§ Task goal: Every entry below should be transcribed exactly; pictures stay out of the copy.

■ ■ ■

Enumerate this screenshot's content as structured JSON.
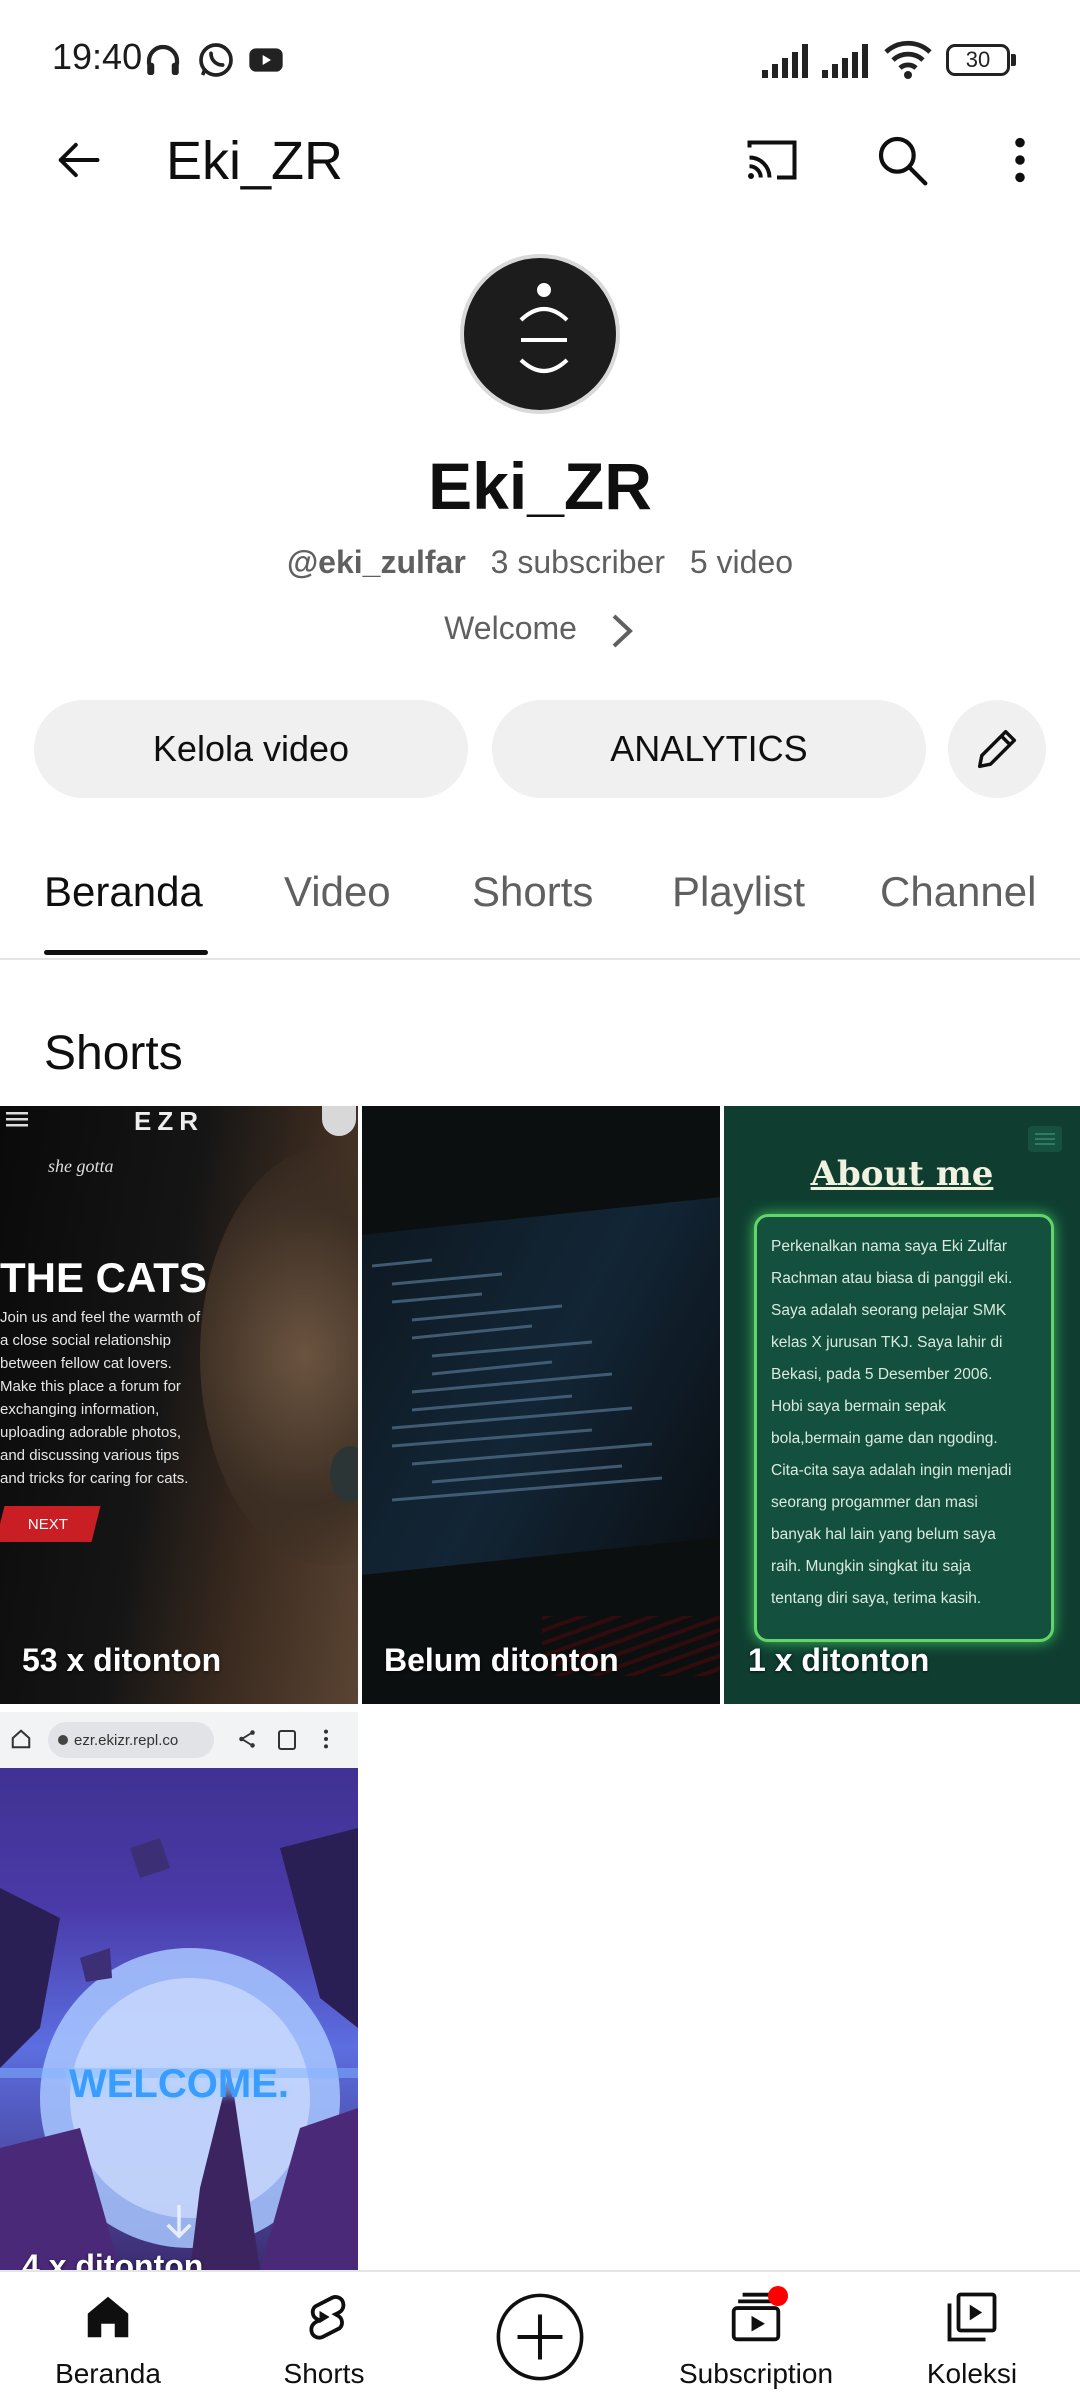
{
  "status_bar": {
    "time": "19:40",
    "battery": "30",
    "icons": [
      "headphones-icon",
      "whatsapp-icon",
      "youtube-icon",
      "signal-icon",
      "wifi-icon",
      "battery-icon"
    ]
  },
  "header": {
    "title": "Eki_ZR",
    "icons": [
      "back-arrow-icon",
      "cast-icon",
      "search-icon",
      "more-vert-icon"
    ]
  },
  "channel": {
    "name": "Eki_ZR",
    "handle": "@eki_zulfar",
    "subscribers": "3 subscriber",
    "videos": "5 video",
    "description": "Welcome"
  },
  "actions": {
    "manage_videos": "Kelola video",
    "analytics": "ANALYTICS"
  },
  "tabs": [
    {
      "label": "Beranda",
      "active": true
    },
    {
      "label": "Video",
      "active": false
    },
    {
      "label": "Shorts",
      "active": false
    },
    {
      "label": "Playlist",
      "active": false
    },
    {
      "label": "Channel",
      "active": false
    }
  ],
  "section": {
    "title": "Shorts"
  },
  "shorts": [
    {
      "views": "53 x ditonton",
      "thumb": {
        "brand": "EZR",
        "tagline": "she gotta",
        "headline": "THE CATS",
        "body_lines": [
          "Join us and feel the warmth of",
          "a close social relationship",
          "between fellow cat lovers.",
          "Make this place a forum for",
          "exchanging information,",
          "uploading adorable photos,",
          "and discussing various tips",
          "and tricks for caring for cats."
        ],
        "next_label": "NEXT"
      }
    },
    {
      "views": "Belum ditonton",
      "thumb": {}
    },
    {
      "views": "1 x ditonton",
      "thumb": {
        "heading": "About me",
        "body_lines": [
          "Perkenalkan nama saya Eki Zulfar",
          "Rachman atau biasa di panggil eki.",
          "Saya adalah seorang pelajar SMK",
          "kelas X jurusan TKJ. Saya lahir di",
          "Bekasi, pada 5 Desember 2006.",
          "Hobi saya bermain sepak",
          "bola,bermain game dan ngoding.",
          "Cita-cita saya adalah ingin menjadi",
          "seorang progammer dan masi",
          "banyak hal lain yang belum saya",
          "raih. Mungkin singkat itu saja",
          "tentang diri saya, terima kasih."
        ]
      }
    },
    {
      "views": "4 x ditonton",
      "thumb": {
        "url": "ezr.ekizr.repl.co",
        "headline": "WELCOME."
      }
    }
  ],
  "bottom_nav": [
    {
      "label": "Beranda",
      "icon": "home-icon"
    },
    {
      "label": "Shorts",
      "icon": "shorts-icon"
    },
    {
      "label": "",
      "icon": "create-icon"
    },
    {
      "label": "Subscription",
      "icon": "subscriptions-icon"
    },
    {
      "label": "Koleksi",
      "icon": "library-icon"
    }
  ],
  "colors": {
    "text_primary": "#0f0f0f",
    "text_secondary": "#606060",
    "pill_bg": "#f0f0f0",
    "notification_dot": "#ff0000",
    "about_green": "#0f3e31"
  }
}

■ ■ ■

§ Task output:
Enumerate this screenshot's content as structured JSON.
{
  "status_bar": {
    "time": "19:40",
    "battery": "30",
    "icons": [
      "headphones-icon",
      "whatsapp-icon",
      "youtube-icon",
      "signal-icon",
      "wifi-icon",
      "battery-icon"
    ]
  },
  "header": {
    "title": "Eki_ZR",
    "icons": [
      "back-arrow-icon",
      "cast-icon",
      "search-icon",
      "more-vert-icon"
    ]
  },
  "channel": {
    "name": "Eki_ZR",
    "handle": "@eki_zulfar",
    "subscribers": "3 subscriber",
    "videos": "5 video",
    "description": "Welcome"
  },
  "actions": {
    "manage_videos": "Kelola video",
    "analytics": "ANALYTICS"
  },
  "tabs": [
    {
      "label": "Beranda",
      "active": true
    },
    {
      "label": "Video",
      "active": false
    },
    {
      "label": "Shorts",
      "active": false
    },
    {
      "label": "Playlist",
      "active": false
    },
    {
      "label": "Channel",
      "active": false
    }
  ],
  "section": {
    "title": "Shorts"
  },
  "shorts": [
    {
      "views": "53 x ditonton",
      "thumb": {
        "brand": "EZR",
        "tagline": "she gotta",
        "headline": "THE CATS",
        "body_lines": [
          "Join us and feel the warmth of",
          "a close social relationship",
          "between fellow cat lovers.",
          "Make this place a forum for",
          "exchanging information,",
          "uploading adorable photos,",
          "and discussing various tips",
          "and tricks for caring for cats."
        ],
        "next_label": "NEXT"
      }
    },
    {
      "views": "Belum ditonton",
      "thumb": {}
    },
    {
      "views": "1 x ditonton",
      "thumb": {
        "heading": "About me",
        "body_lines": [
          "Perkenalkan nama saya Eki Zulfar",
          "Rachman atau biasa di panggil eki.",
          "Saya adalah seorang pelajar SMK",
          "kelas X jurusan TKJ. Saya lahir di",
          "Bekasi, pada 5 Desember 2006.",
          "Hobi saya bermain sepak",
          "bola,bermain game dan ngoding.",
          "Cita-cita saya adalah ingin menjadi",
          "seorang progammer dan masi",
          "banyak hal lain yang belum saya",
          "raih. Mungkin singkat itu saja",
          "tentang diri saya, terima kasih."
        ]
      }
    },
    {
      "views": "4 x ditonton",
      "thumb": {
        "url": "ezr.ekizr.repl.co",
        "headline": "WELCOME."
      }
    }
  ],
  "bottom_nav": [
    {
      "label": "Beranda",
      "icon": "home-icon"
    },
    {
      "label": "Shorts",
      "icon": "shorts-icon"
    },
    {
      "label": "",
      "icon": "create-icon"
    },
    {
      "label": "Subscription",
      "icon": "subscriptions-icon"
    },
    {
      "label": "Koleksi",
      "icon": "library-icon"
    }
  ],
  "colors": {
    "text_primary": "#0f0f0f",
    "text_secondary": "#606060",
    "pill_bg": "#f0f0f0",
    "notification_dot": "#ff0000",
    "about_green": "#0f3e31"
  }
}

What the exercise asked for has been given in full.